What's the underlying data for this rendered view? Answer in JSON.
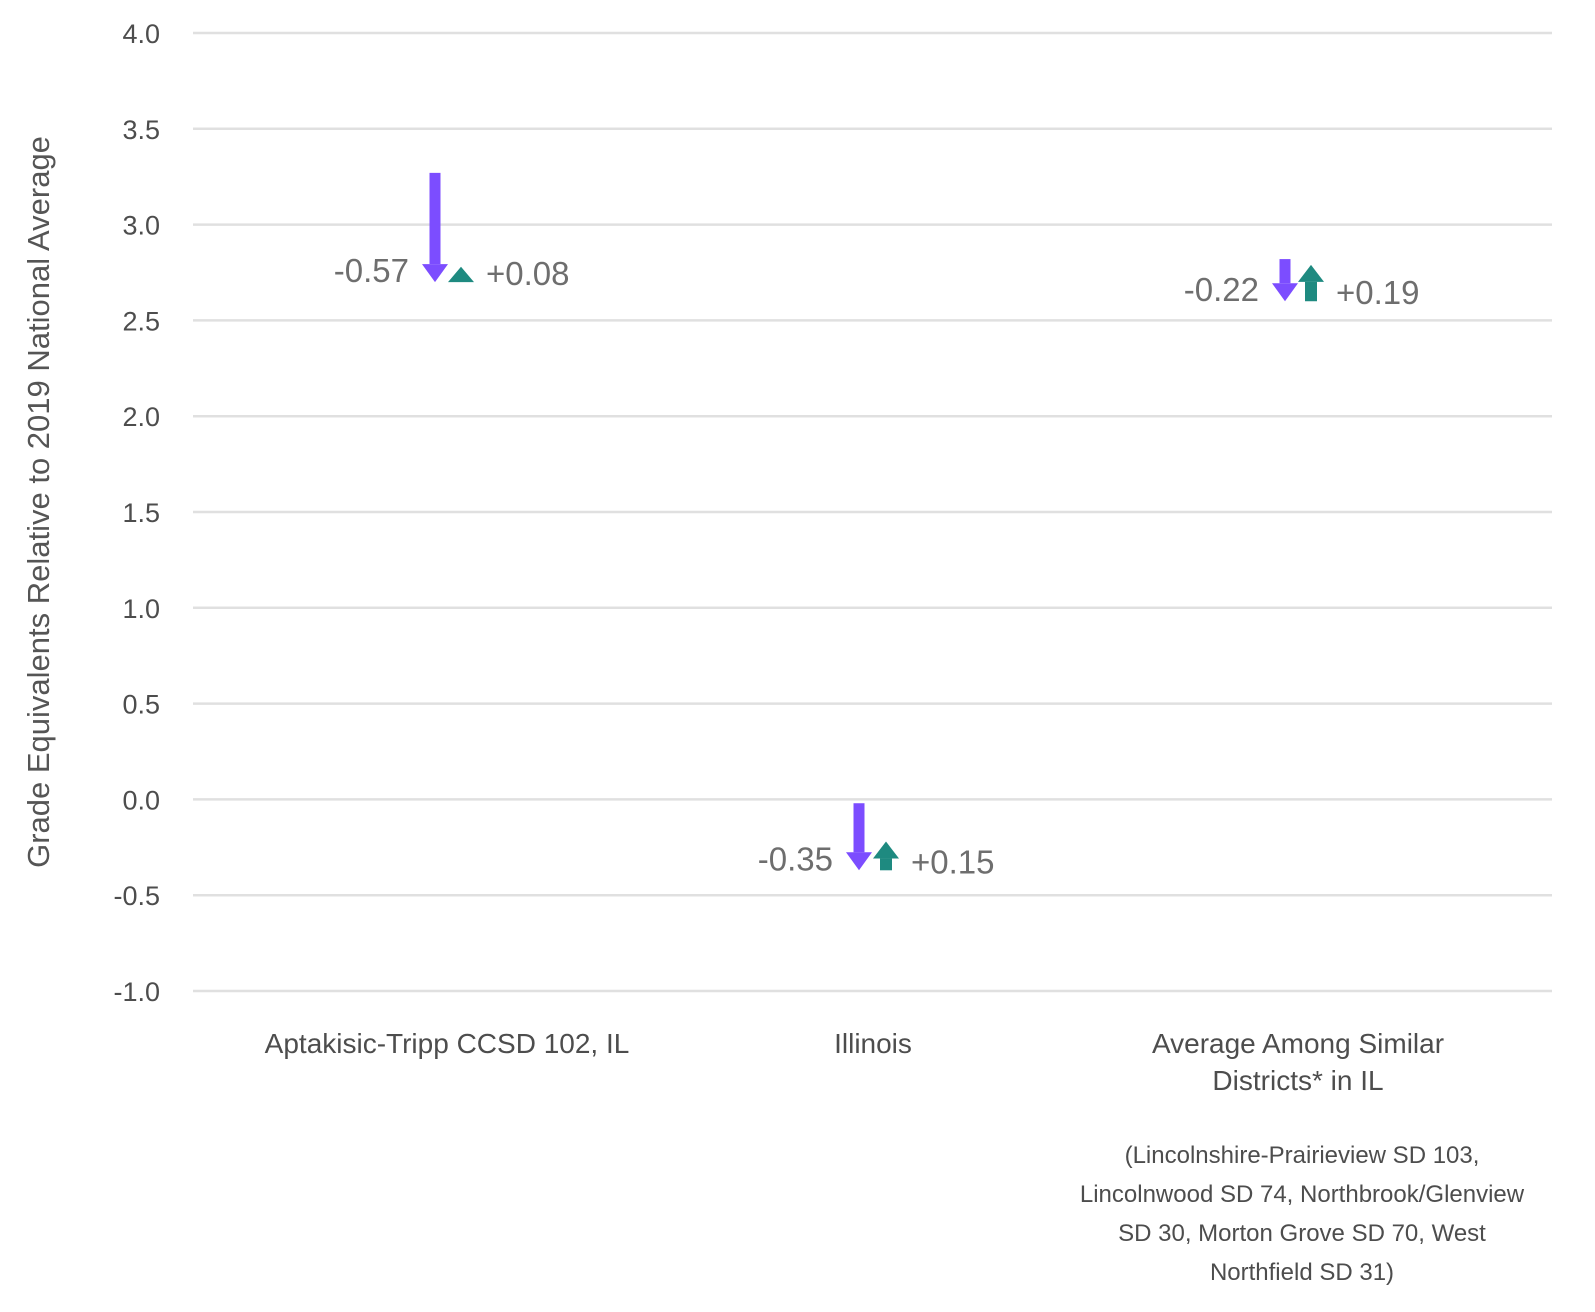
{
  "chart_data": {
    "type": "arrow-change",
    "ylabel": "Grade Equivalents Relative to 2019 National Average",
    "ylim": [
      -1.0,
      4.0
    ],
    "yticks": [
      "4.0",
      "3.5",
      "3.0",
      "2.5",
      "2.0",
      "1.5",
      "1.0",
      "0.5",
      "0.0",
      "-0.5",
      "-1.0"
    ],
    "grid": true,
    "colors": {
      "decline": "#7c4dff",
      "recovery": "#1e8a80"
    },
    "categories": [
      {
        "label": [
          "Aptakisic-Tripp CCSD 102, IL"
        ],
        "start": 3.27,
        "decline": -0.57,
        "recovery": 0.08,
        "decline_label": "-0.57",
        "recovery_label": "+0.08"
      },
      {
        "label": [
          "Illinois"
        ],
        "start": -0.02,
        "decline": -0.35,
        "recovery": 0.15,
        "decline_label": "-0.35",
        "recovery_label": "+0.15"
      },
      {
        "label": [
          "Average Among Similar",
          "Districts* in IL"
        ],
        "note": [
          "(Lincolnshire-Prairieview SD 103,",
          "Lincolnwood SD 74, Northbrook/Glenview",
          "SD 30, Morton Grove SD 70, West",
          "Northfield SD 31)"
        ],
        "start": 2.82,
        "decline": -0.22,
        "recovery": 0.19,
        "decline_label": "-0.22",
        "recovery_label": "+0.19"
      }
    ]
  }
}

Set problem:
What is needed is an exact reproduction of the data, pictures excluded.

Response to the task:
What's the underlying data for this rendered view? Answer in JSON.
{
  "chart_data": {
    "type": "arrow-change",
    "ylabel": "Grade Equivalents Relative to 2019 National Average",
    "ylim": [
      -1.0,
      4.0
    ],
    "yticks": [
      "4.0",
      "3.5",
      "3.0",
      "2.5",
      "2.0",
      "1.5",
      "1.0",
      "0.5",
      "0.0",
      "-0.5",
      "-1.0"
    ],
    "grid": true,
    "colors": {
      "decline": "#7c4dff",
      "recovery": "#1e8a80"
    },
    "categories": [
      {
        "label": [
          "Aptakisic-Tripp CCSD 102, IL"
        ],
        "start": 3.27,
        "decline": -0.57,
        "recovery": 0.08,
        "decline_label": "-0.57",
        "recovery_label": "+0.08"
      },
      {
        "label": [
          "Illinois"
        ],
        "start": -0.02,
        "decline": -0.35,
        "recovery": 0.15,
        "decline_label": "-0.35",
        "recovery_label": "+0.15"
      },
      {
        "label": [
          "Average Among Similar",
          "Districts* in IL"
        ],
        "note": [
          "(Lincolnshire-Prairieview SD 103,",
          "Lincolnwood SD 74, Northbrook/Glenview",
          "SD 30, Morton Grove SD 70, West",
          "Northfield SD 31)"
        ],
        "start": 2.82,
        "decline": -0.22,
        "recovery": 0.19,
        "decline_label": "-0.22",
        "recovery_label": "+0.19"
      }
    ]
  }
}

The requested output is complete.